Instruction — Repeat each line word for word.

════════════════════

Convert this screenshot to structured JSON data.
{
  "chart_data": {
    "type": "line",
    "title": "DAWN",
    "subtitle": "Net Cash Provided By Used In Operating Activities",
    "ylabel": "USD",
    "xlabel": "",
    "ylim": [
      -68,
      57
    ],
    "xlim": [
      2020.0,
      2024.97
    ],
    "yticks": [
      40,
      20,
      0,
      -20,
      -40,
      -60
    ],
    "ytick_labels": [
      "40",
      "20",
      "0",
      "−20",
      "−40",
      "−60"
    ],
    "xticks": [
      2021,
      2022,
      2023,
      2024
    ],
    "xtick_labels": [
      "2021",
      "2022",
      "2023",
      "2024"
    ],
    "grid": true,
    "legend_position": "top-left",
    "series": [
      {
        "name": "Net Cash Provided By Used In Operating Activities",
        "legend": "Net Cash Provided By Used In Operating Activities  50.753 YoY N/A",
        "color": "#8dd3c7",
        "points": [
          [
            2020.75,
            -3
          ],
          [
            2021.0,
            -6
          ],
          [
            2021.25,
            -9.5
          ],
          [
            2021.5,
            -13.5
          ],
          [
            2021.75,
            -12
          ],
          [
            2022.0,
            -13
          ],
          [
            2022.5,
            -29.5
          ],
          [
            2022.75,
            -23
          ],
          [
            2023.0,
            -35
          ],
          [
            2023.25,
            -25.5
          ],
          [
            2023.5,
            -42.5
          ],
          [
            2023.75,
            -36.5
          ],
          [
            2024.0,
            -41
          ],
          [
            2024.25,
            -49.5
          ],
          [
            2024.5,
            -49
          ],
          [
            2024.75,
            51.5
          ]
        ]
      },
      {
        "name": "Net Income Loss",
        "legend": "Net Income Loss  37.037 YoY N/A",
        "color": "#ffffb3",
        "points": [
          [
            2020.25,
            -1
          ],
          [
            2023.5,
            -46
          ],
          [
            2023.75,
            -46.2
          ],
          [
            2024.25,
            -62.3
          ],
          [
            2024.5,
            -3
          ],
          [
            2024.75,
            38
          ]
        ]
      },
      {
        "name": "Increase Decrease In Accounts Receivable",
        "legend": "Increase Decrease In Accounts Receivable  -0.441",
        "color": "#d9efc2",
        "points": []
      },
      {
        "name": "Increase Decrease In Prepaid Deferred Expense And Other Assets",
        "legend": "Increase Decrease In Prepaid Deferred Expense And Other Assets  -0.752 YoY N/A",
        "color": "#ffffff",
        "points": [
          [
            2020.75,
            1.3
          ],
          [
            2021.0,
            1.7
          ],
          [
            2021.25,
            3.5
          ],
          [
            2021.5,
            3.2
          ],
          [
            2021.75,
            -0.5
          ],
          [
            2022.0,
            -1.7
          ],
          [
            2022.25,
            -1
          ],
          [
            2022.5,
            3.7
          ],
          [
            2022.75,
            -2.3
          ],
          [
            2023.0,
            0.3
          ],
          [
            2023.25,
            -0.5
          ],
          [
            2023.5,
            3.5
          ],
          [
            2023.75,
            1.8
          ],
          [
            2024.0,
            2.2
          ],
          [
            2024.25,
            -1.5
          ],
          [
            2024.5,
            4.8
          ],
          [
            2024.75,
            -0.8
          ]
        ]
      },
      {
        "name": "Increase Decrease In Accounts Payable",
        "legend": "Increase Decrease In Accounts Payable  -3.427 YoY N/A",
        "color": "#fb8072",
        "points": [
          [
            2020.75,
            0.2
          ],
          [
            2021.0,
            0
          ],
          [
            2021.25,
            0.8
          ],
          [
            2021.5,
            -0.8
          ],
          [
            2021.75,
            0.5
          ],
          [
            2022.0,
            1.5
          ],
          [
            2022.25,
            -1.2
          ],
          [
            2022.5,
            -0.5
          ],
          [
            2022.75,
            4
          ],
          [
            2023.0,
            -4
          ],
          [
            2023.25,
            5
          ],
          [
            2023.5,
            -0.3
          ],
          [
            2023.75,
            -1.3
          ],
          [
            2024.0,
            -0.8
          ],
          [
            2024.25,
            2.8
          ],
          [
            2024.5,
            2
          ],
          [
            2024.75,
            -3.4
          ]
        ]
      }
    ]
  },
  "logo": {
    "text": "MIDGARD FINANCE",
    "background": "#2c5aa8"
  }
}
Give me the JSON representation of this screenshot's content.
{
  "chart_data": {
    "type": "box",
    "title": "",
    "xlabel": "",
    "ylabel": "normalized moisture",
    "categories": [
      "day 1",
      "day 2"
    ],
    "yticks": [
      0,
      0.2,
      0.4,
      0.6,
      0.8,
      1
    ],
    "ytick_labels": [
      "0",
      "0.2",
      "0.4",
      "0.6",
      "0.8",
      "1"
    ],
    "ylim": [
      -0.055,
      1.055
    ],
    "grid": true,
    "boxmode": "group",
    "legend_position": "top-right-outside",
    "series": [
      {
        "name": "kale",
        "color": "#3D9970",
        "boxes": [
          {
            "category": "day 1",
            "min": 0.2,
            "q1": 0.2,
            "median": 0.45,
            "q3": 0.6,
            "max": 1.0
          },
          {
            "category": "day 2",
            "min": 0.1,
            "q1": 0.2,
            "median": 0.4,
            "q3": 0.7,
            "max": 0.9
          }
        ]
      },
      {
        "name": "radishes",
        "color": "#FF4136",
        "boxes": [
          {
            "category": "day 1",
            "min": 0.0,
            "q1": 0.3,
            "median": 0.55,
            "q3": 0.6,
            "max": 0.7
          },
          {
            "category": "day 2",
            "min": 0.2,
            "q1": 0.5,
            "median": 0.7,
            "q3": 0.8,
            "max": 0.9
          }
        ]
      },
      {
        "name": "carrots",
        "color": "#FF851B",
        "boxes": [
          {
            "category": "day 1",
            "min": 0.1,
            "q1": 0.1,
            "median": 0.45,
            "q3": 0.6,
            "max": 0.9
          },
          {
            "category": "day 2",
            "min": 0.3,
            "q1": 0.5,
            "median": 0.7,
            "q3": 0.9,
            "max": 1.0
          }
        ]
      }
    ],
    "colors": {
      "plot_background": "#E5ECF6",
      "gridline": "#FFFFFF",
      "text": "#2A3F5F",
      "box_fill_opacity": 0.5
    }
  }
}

════════════════════

Completed exercise —
Convert this screenshot to structured JSON data.
{
  "chart_data": {
    "type": "line",
    "title": "DAWN",
    "subtitle": "Net Cash Provided By Used In Operating Activities",
    "ylabel": "USD",
    "xlabel": "",
    "ylim": [
      -68,
      57
    ],
    "xlim": [
      2020.0,
      2024.97
    ],
    "yticks": [
      40,
      20,
      0,
      -20,
      -40,
      -60
    ],
    "ytick_labels": [
      "40",
      "20",
      "0",
      "−20",
      "−40",
      "−60"
    ],
    "xticks": [
      2021,
      2022,
      2023,
      2024
    ],
    "xtick_labels": [
      "2021",
      "2022",
      "2023",
      "2024"
    ],
    "grid": true,
    "legend_position": "top-left",
    "series": [
      {
        "name": "Net Cash Provided By Used In Operating Activities",
        "legend": "Net Cash Provided By Used In Operating Activities  50.753 YoY N/A",
        "color": "#8dd3c7",
        "points": [
          [
            2020.75,
            -3
          ],
          [
            2021.0,
            -6
          ],
          [
            2021.25,
            -9.5
          ],
          [
            2021.5,
            -13.5
          ],
          [
            2021.75,
            -12
          ],
          [
            2022.0,
            -13
          ],
          [
            2022.5,
            -29.5
          ],
          [
            2022.75,
            -23
          ],
          [
            2023.0,
            -35
          ],
          [
            2023.25,
            -25.5
          ],
          [
            2023.5,
            -42.5
          ],
          [
            2023.75,
            -36.5
          ],
          [
            2024.0,
            -41
          ],
          [
            2024.25,
            -49.5
          ],
          [
            2024.5,
            -49
          ],
          [
            2024.75,
            51.5
          ]
        ]
      },
      {
        "name": "Net Income Loss",
        "legend": "Net Income Loss  37.037 YoY N/A",
        "color": "#ffffb3",
        "points": [
          [
            2020.25,
            -1
          ],
          [
            2023.5,
            -46
          ],
          [
            2023.75,
            -46.2
          ],
          [
            2024.25,
            -62.3
          ],
          [
            2024.5,
            -3
          ],
          [
            2024.75,
            38
          ]
        ]
      },
      {
        "name": "Increase Decrease In Accounts Receivable",
        "legend": "Increase Decrease In Accounts Receivable  -0.441",
        "color": "#d9efc2",
        "points": []
      },
      {
        "name": "Increase Decrease In Prepaid Deferred Expense And Other Assets",
        "legend": "Increase Decrease In Prepaid Deferred Expense And Other Assets  -0.752 YoY N/A",
        "color": "#ffffff",
        "points": [
          [
            2020.75,
            1.3
          ],
          [
            2021.0,
            1.7
          ],
          [
            2021.25,
            3.5
          ],
          [
            2021.5,
            3.2
          ],
          [
            2021.75,
            -0.5
          ],
          [
            2022.0,
            -1.7
          ],
          [
            2022.25,
            -1
          ],
          [
            2022.5,
            3.7
          ],
          [
            2022.75,
            -2.3
          ],
          [
            2023.0,
            0.3
          ],
          [
            2023.25,
            -0.5
          ],
          [
            2023.5,
            3.5
          ],
          [
            2023.75,
            1.8
          ],
          [
            2024.0,
            2.2
          ],
          [
            2024.25,
            -1.5
          ],
          [
            2024.5,
            4.8
          ],
          [
            2024.75,
            -0.8
          ]
        ]
      },
      {
        "name": "Increase Decrease In Accounts Payable",
        "legend": "Increase Decrease In Accounts Payable  -3.427 YoY N/A",
        "color": "#fb8072",
        "points": [
          [
            2020.75,
            0.2
          ],
          [
            2021.0,
            0
          ],
          [
            2021.25,
            0.8
          ],
          [
            2021.5,
            -0.8
          ],
          [
            2021.75,
            0.5
          ],
          [
            2022.0,
            1.5
          ],
          [
            2022.25,
            -1.2
          ],
          [
            2022.5,
            -0.5
          ],
          [
            2022.75,
            4
          ],
          [
            2023.0,
            -4
          ],
          [
            2023.25,
            5
          ],
          [
            2023.5,
            -0.3
          ],
          [
            2023.75,
            -1.3
          ],
          [
            2024.0,
            -0.8
          ],
          [
            2024.25,
            2.8
          ],
          [
            2024.5,
            2
          ],
          [
            2024.75,
            -3.4
          ]
        ]
      }
    ]
  },
  "logo": {
    "text": "MIDGARD FINANCE",
    "background": "#2c5aa8"
  }
}
Give me the JSON representation of this screenshot's content.
{
  "chart_data": {
    "type": "box",
    "title": "",
    "xlabel": "",
    "ylabel": "normalized moisture",
    "categories": [
      "day 1",
      "day 2"
    ],
    "yticks": [
      0,
      0.2,
      0.4,
      0.6,
      0.8,
      1
    ],
    "ytick_labels": [
      "0",
      "0.2",
      "0.4",
      "0.6",
      "0.8",
      "1"
    ],
    "ylim": [
      -0.055,
      1.055
    ],
    "grid": true,
    "boxmode": "group",
    "legend_position": "top-right-outside",
    "series": [
      {
        "name": "kale",
        "color": "#3D9970",
        "boxes": [
          {
            "category": "day 1",
            "min": 0.2,
            "q1": 0.2,
            "median": 0.45,
            "q3": 0.6,
            "max": 1.0
          },
          {
            "category": "day 2",
            "min": 0.1,
            "q1": 0.2,
            "median": 0.4,
            "q3": 0.7,
            "max": 0.9
          }
        ]
      },
      {
        "name": "radishes",
        "color": "#FF4136",
        "boxes": [
          {
            "category": "day 1",
            "min": 0.0,
            "q1": 0.3,
            "median": 0.55,
            "q3": 0.6,
            "max": 0.7
          },
          {
            "category": "day 2",
            "min": 0.2,
            "q1": 0.5,
            "median": 0.7,
            "q3": 0.8,
            "max": 0.9
          }
        ]
      },
      {
        "name": "carrots",
        "color": "#FF851B",
        "boxes": [
          {
            "category": "day 1",
            "min": 0.1,
            "q1": 0.1,
            "median": 0.45,
            "q3": 0.6,
            "max": 0.9
          },
          {
            "category": "day 2",
            "min": 0.3,
            "q1": 0.5,
            "median": 0.7,
            "q3": 0.9,
            "max": 1.0
          }
        ]
      }
    ],
    "colors": {
      "plot_background": "#E5ECF6",
      "gridline": "#FFFFFF",
      "text": "#2A3F5F",
      "box_fill_opacity": 0.5
    }
  }
}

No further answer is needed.